[WHAT YOU WILL DO] Please give back the listing below word for word, without the images.

DATA IN THIS EXERCISE section start

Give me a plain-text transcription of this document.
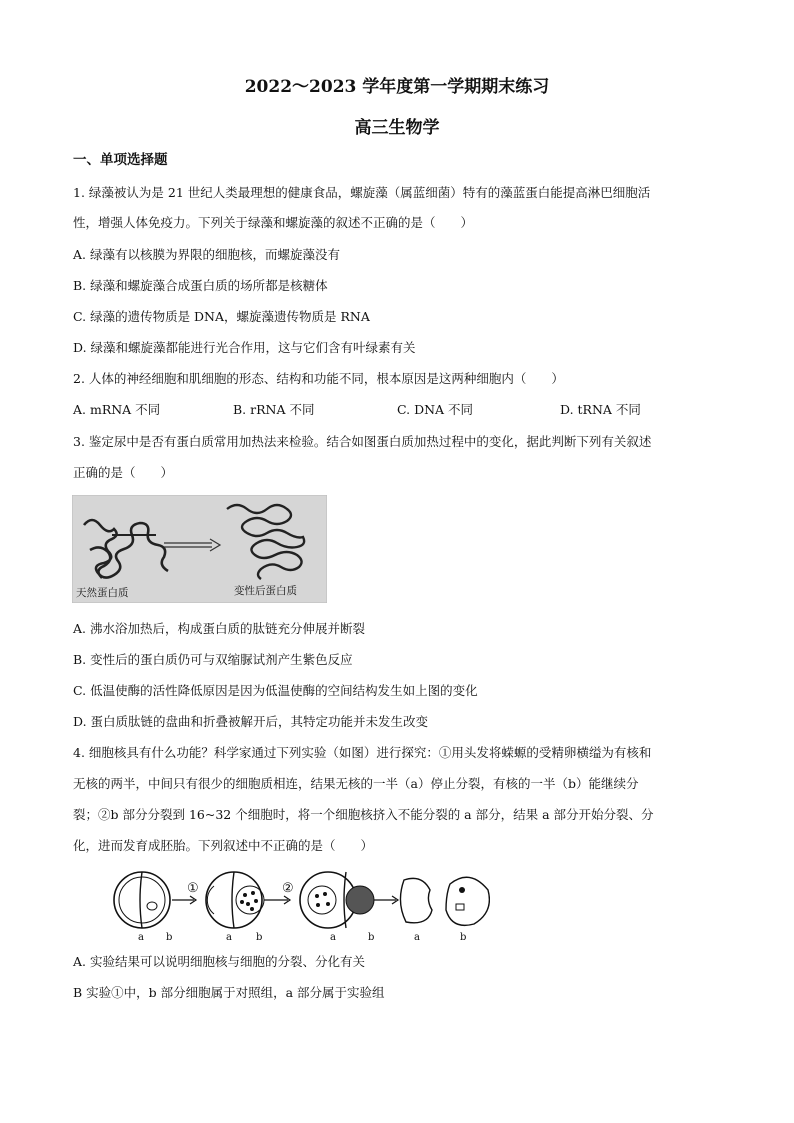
2022～2023 学年度第一学期期末练习
高三生物学
一、单项选择题
1. 绿藻被认为是 21 世纪人类最理想的健康食品，螺旋藻（属蓝细菌）特有的藻蓝蛋白能提高淋巴细胞活
性，增强人体免疫力。下列关于绿藻和螺旋藻的叙述不正确的是（　　）
A. 绿藻有以核膜为界限的细胞核，而螺旋藻没有
B. 绿藻和螺旋藻合成蛋白质的场所都是核糖体
C. 绿藻的遗传物质是 DNA，螺旋藻遗传物质是 RNA
D. 绿藻和螺旋藻都能进行光合作用，这与它们含有叶绿素有关
2. 人体的神经细胞和肌细胞的形态、结构和功能不同，根本原因是这两种细胞内（　　）
A. mRNA 不同	B. rRNA 不同	C. DNA 不同	D. tRNA 不同
3. 鉴定尿中是否有蛋白质常用加热法来检验。结合如图蛋白质加热过程中的变化，据此判断下列有关叙述
正确的是（　　）
天然蛋白质	变性后蛋白质
A. 沸水浴加热后，构成蛋白质的肽链充分伸展并断裂
B. 变性后的蛋白质仍可与双缩脲试剂产生紫色反应
C. 低温使酶的活性降低原因是因为低温使酶的空间结构发生如上图的变化
D. 蛋白质肽链的盘曲和折叠被解开后，其特定功能并未发生改变
4. 细胞核具有什么功能？科学家通过下列实验（如图）进行探究：①用头发将蝾螈的受精卵横缢为有核和
无核的两半，中间只有很少的细胞质相连，结果无核的一半（a）停止分裂，有核的一半（b）能继续分
裂；②b 部分分裂到 16~32 个细胞时，将一个细胞核挤入不能分裂的 a 部分，结果 a 部分开始分裂、分
化，进而发育成胚胎。下列叙述中不正确的是（　　）
①	②
a b	a b	a	b	a	b
A. 实验结果可以说明细胞核与细胞的分裂、分化有关
B 实验①中，b 部分细胞属于对照组，a 部分属于实验组
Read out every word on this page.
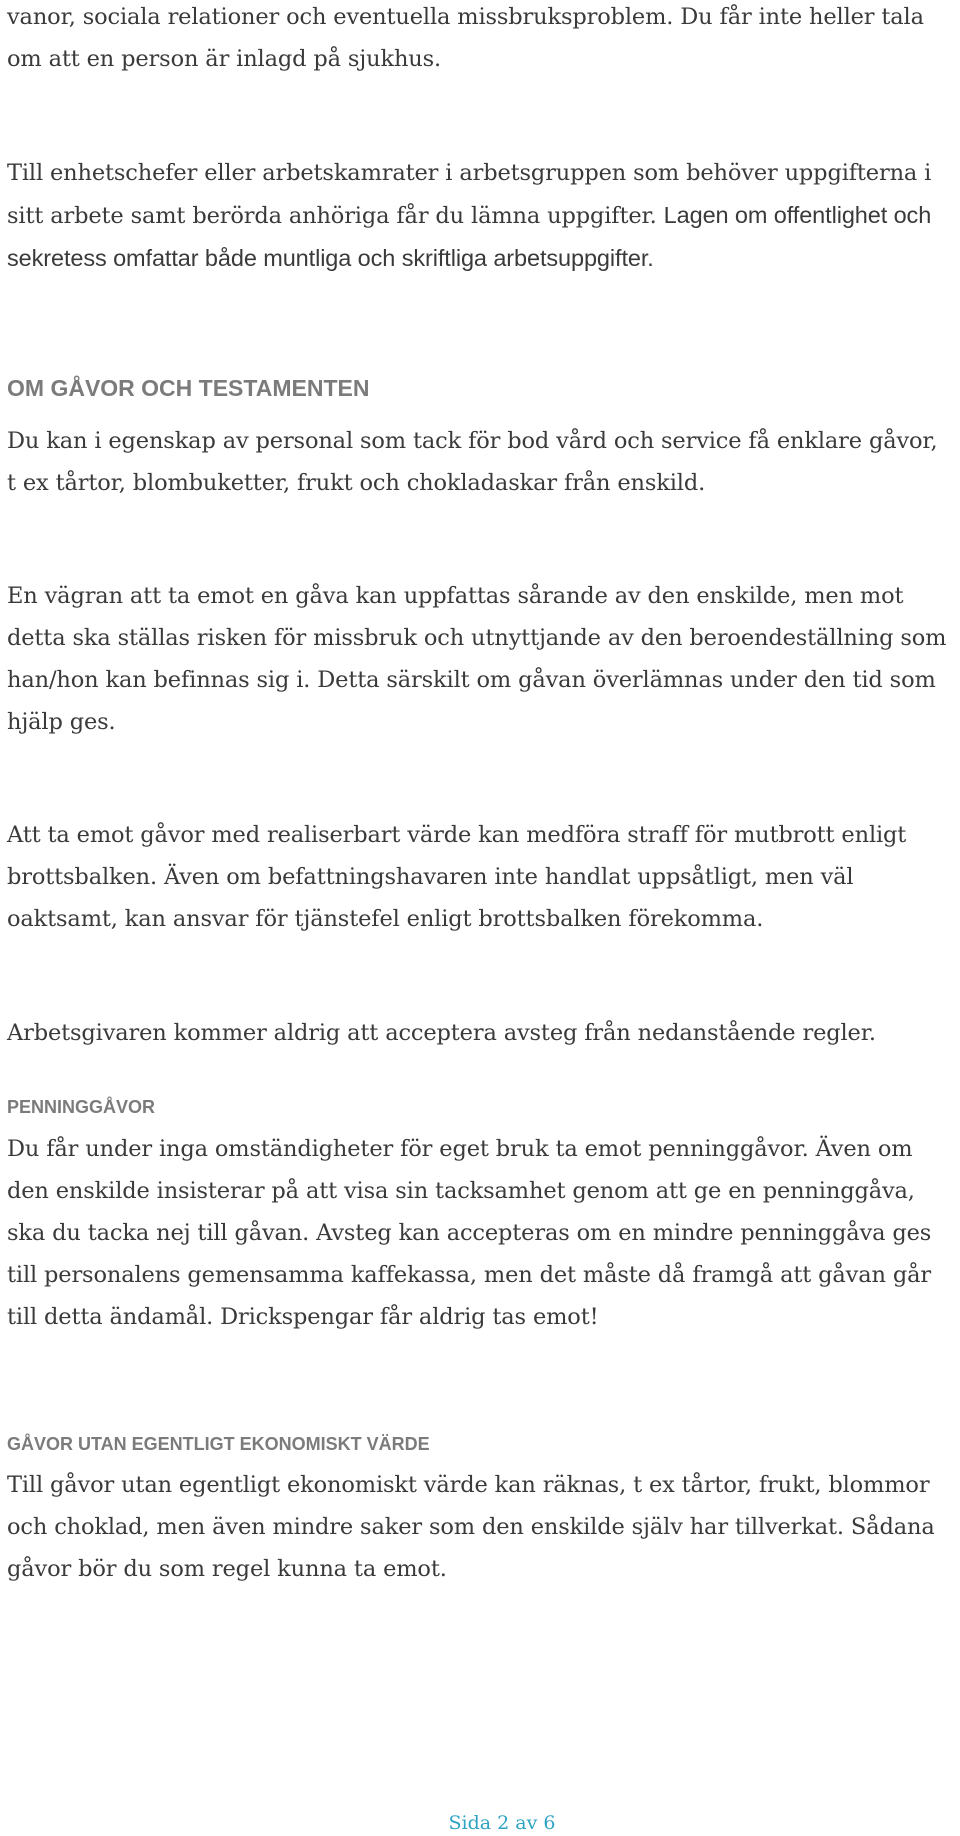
vanor, sociala relationer och eventuella missbruksproblem. Du får inte heller tala om att en person är inlagd på sjukhus.

Till enhetschefer eller arbetskamrater i arbetsgruppen som behöver uppgifterna i sitt arbete samt berörda anhöriga får du lämna uppgifter. Lagen om offentlighet och sekretess omfattar både muntliga och skriftliga arbetsuppgifter.

OM GÅVOR OCH TESTAMENTEN

Du kan i egenskap av personal som tack för bod vård och service få enklare gåvor, t ex tårtor, blombuketter, frukt och chokladaskar från enskild.

En vägran att ta emot en gåva kan uppfattas sårande av den enskilde, men mot detta ska ställas risken för missbruk och utnyttjande av den beroendeställning som han/hon kan befinnas sig i. Detta särskilt om gåvan överlämnas under den tid som hjälp ges.

Att ta emot gåvor med realiserbart värde kan medföra straff för mutbrott enligt brottsbalken. Även om befattningshavaren inte handlat uppsåtligt, men väl oaktsamt, kan ansvar för tjänstefel enligt brottsbalken förekomma.

Arbetsgivaren kommer aldrig att acceptera avsteg från nedanstående regler.

PENNINGGÅVOR

Du får under inga omständigheter för eget bruk ta emot penninggåvor. Även om den enskilde insisterar på att visa sin tacksamhet genom att ge en penninggåva, ska du tacka nej till gåvan. Avsteg kan accepteras om en mindre penninggåva ges till personalens gemensamma kaffekassa, men det måste då framgå att gåvan går till detta ändamål. Drickspengar får aldrig tas emot!

GÅVOR UTAN EGENTLIGT EKONOMISKT VÄRDE

Till gåvor utan egentligt ekonomiskt värde kan räknas, t ex tårtor, frukt, blommor och choklad, men även mindre saker som den enskilde själv har tillverkat. Sådana gåvor bör du som regel kunna ta emot.

Sida 2 av 6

DATA IN THIS EXERCISE section end

[TASK RESULT]
Give me a plain-text transcription of this document.
2022～2023 学年度第一学期期末练习
高三生物学
一、单项选择题
1. 绿藻被认为是 21 世纪人类最理想的健康食品，螺旋藻（属蓝细菌）特有的藻蓝蛋白能提高淋巴细胞活
性，增强人体免疫力。下列关于绿藻和螺旋藻的叙述不正确的是（　　）
A. 绿藻有以核膜为界限的细胞核，而螺旋藻没有
B. 绿藻和螺旋藻合成蛋白质的场所都是核糖体
C. 绿藻的遗传物质是 DNA，螺旋藻遗传物质是 RNA
D. 绿藻和螺旋藻都能进行光合作用，这与它们含有叶绿素有关
2. 人体的神经细胞和肌细胞的形态、结构和功能不同，根本原因是这两种细胞内（　　）
A. mRNA 不同	B. rRNA 不同	C. DNA 不同	D. tRNA 不同
3. 鉴定尿中是否有蛋白质常用加热法来检验。结合如图蛋白质加热过程中的变化，据此判断下列有关叙述
正确的是（　　）
天然蛋白质	变性后蛋白质
A. 沸水浴加热后，构成蛋白质的肽链充分伸展并断裂
B. 变性后的蛋白质仍可与双缩脲试剂产生紫色反应
C. 低温使酶的活性降低原因是因为低温使酶的空间结构发生如上图的变化
D. 蛋白质肽链的盘曲和折叠被解开后，其特定功能并未发生改变
4. 细胞核具有什么功能？科学家通过下列实验（如图）进行探究：①用头发将蝾螈的受精卵横缢为有核和
无核的两半，中间只有很少的细胞质相连，结果无核的一半（a）停止分裂，有核的一半（b）能继续分
裂；②b 部分分裂到 16~32 个细胞时，将一个细胞核挤入不能分裂的 a 部分，结果 a 部分开始分裂、分
化，进而发育成胚胎。下列叙述中不正确的是（　　）
①	②
a b	a b	a	b	a	b
A. 实验结果可以说明细胞核与细胞的分裂、分化有关
B 实验①中，b 部分细胞属于对照组，a 部分属于实验组
Read out every word on this page.
vanor, sociala relationer och eventuella missbruksproblem. Du får inte heller tala om att en person är inlagd på sjukhus.

Till enhetschefer eller arbetskamrater i arbetsgruppen som behöver uppgifterna i sitt arbete samt berörda anhöriga får du lämna uppgifter. Lagen om offentlighet och sekretess omfattar både muntliga och skriftliga arbetsuppgifter.

OM GÅVOR OCH TESTAMENTEN

Du kan i egenskap av personal som tack för bod vård och service få enklare gåvor, t ex tårtor, blombuketter, frukt och chokladaskar från enskild.

En vägran att ta emot en gåva kan uppfattas sårande av den enskilde, men mot detta ska ställas risken för missbruk och utnyttjande av den beroendeställning som han/hon kan befinnas sig i. Detta särskilt om gåvan överlämnas under den tid som hjälp ges.

Att ta emot gåvor med realiserbart värde kan medföra straff för mutbrott enligt brottsbalken. Även om befattningshavaren inte handlat uppsåtligt, men väl oaktsamt, kan ansvar för tjänstefel enligt brottsbalken förekomma.

Arbetsgivaren kommer aldrig att acceptera avsteg från nedanstående regler.

PENNINGGÅVOR

Du får under inga omständigheter för eget bruk ta emot penninggåvor. Även om den enskilde insisterar på att visa sin tacksamhet genom att ge en penninggåva, ska du tacka nej till gåvan. Avsteg kan accepteras om en mindre penninggåva ges till personalens gemensamma kaffekassa, men det måste då framgå att gåvan går till detta ändamål. Drickspengar får aldrig tas emot!

GÅVOR UTAN EGENTLIGT EKONOMISKT VÄRDE

Till gåvor utan egentligt ekonomiskt värde kan räknas, t ex tårtor, frukt, blommor och choklad, men även mindre saker som den enskilde själv har tillverkat. Sådana gåvor bör du som regel kunna ta emot.

Sida 2 av 6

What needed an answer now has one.